(Given exercise) From the entries below, copy every line that holds the word "terenie".

Data extracted from a collection:
· · · ·

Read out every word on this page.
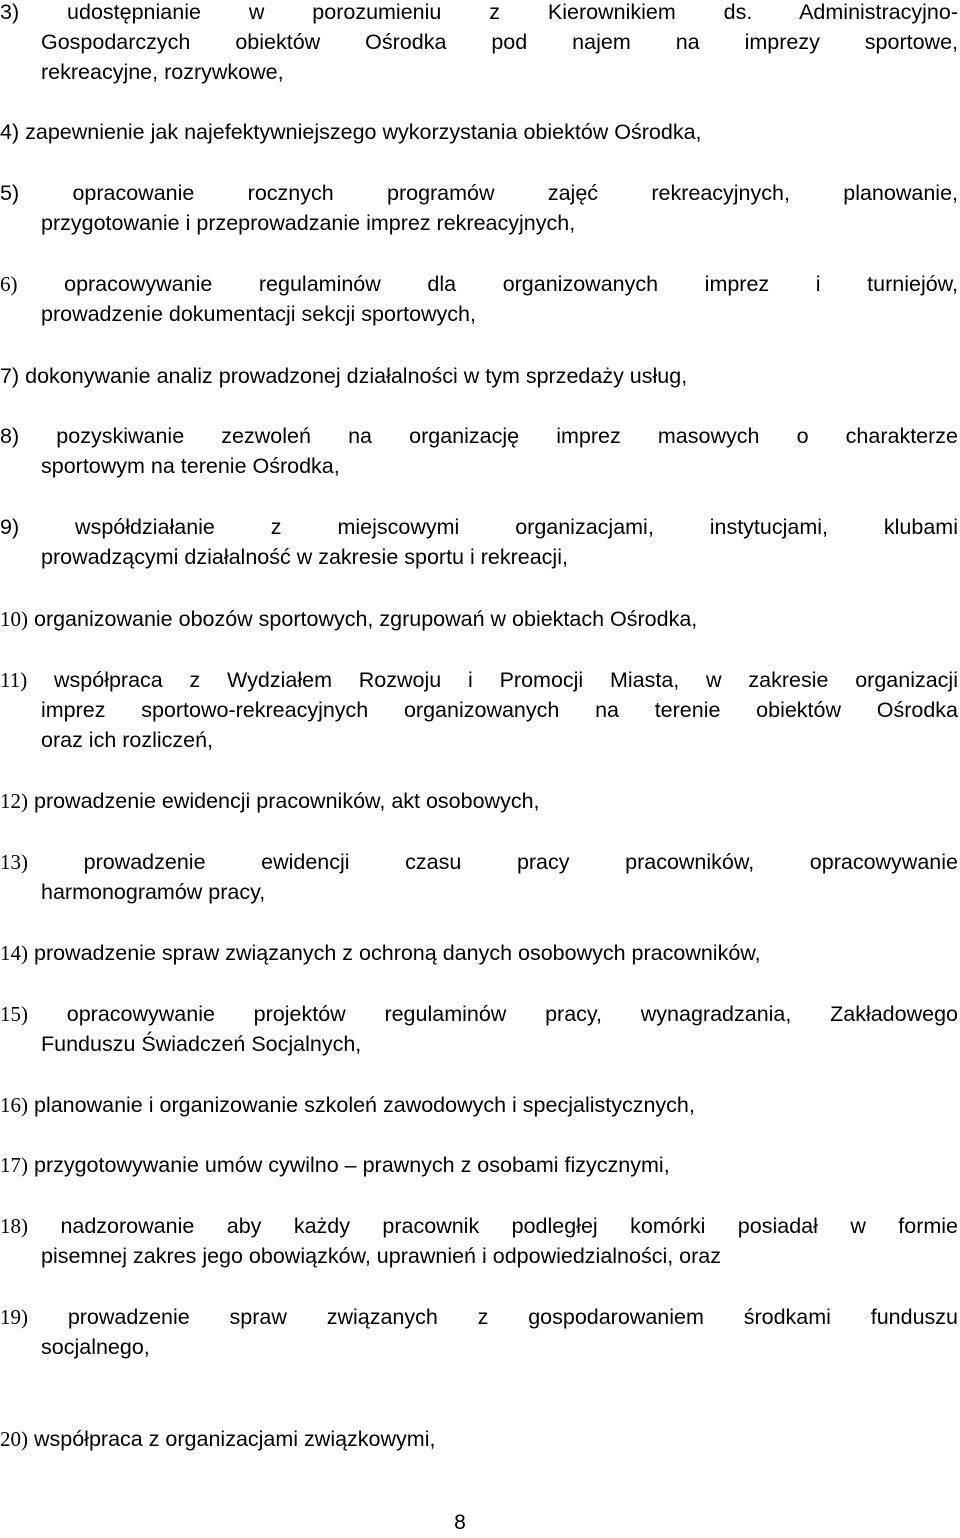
3) udostępnianie w porozumieniu z Kierownikiem ds. Administracyjno-
Gospodarczych obiektów Ośrodka pod najem na imprezy sportowe,
rekreacyjne, rozrywkowe,
4) zapewnienie jak najefektywniejszego wykorzystania obiektów Ośrodka,
5) opracowanie rocznych programów zajęć rekreacyjnych, planowanie,
przygotowanie i przeprowadzanie imprez rekreacyjnych,
6) opracowywanie regulaminów dla organizowanych imprez i turniejów,
prowadzenie dokumentacji sekcji sportowych,
7) dokonywanie analiz prowadzonej działalności w tym sprzedaży usług,
8) pozyskiwanie zezwoleń na organizację imprez masowych o charakterze
sportowym na terenie Ośrodka,
9)	współdziałanie z miejscowymi organizacjami, instytucjami, klubami
prowadzącymi działalność w zakresie sportu i rekreacji,
10) organizowanie obozów sportowych, zgrupowań w obiektach Ośrodka,
11) współpraca z Wydziałem Rozwoju i Promocji Miasta, w zakresie organizacji
imprez sportowo-rekreacyjnych organizowanych na terenie obiektów Ośrodka
oraz ich rozliczeń,
12) prowadzenie ewidencji pracowników, akt osobowych,
13)	prowadzenie ewidencji czasu pracy pracowników, opracowywanie
harmonogramów pracy,
14) prowadzenie spraw związanych z ochroną danych osobowych pracowników,
15) opracowywanie projektów regulaminów pracy, wynagradzania, Zakładowego
Funduszu Świadczeń Socjalnych,
16) planowanie i organizowanie szkoleń zawodowych i specjalistycznych,
17) przygotowywanie umów cywilno – prawnych z osobami fizycznymi,
18) nadzorowanie aby każdy pracownik podległej komórki posiadał w formie
pisemnej zakres jego obowiązków, uprawnień i odpowiedzialności, oraz
19) prowadzenie spraw związanych z gospodarowaniem środkami funduszu
socjalnego,
20) współpraca z organizacjami związkowymi,
8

· · · ·

(Exercise response)
sportowym na terenie Ośrodka,
imprez sportowo-rekreacyjnych organizowanych na terenie obiektów Ośrodka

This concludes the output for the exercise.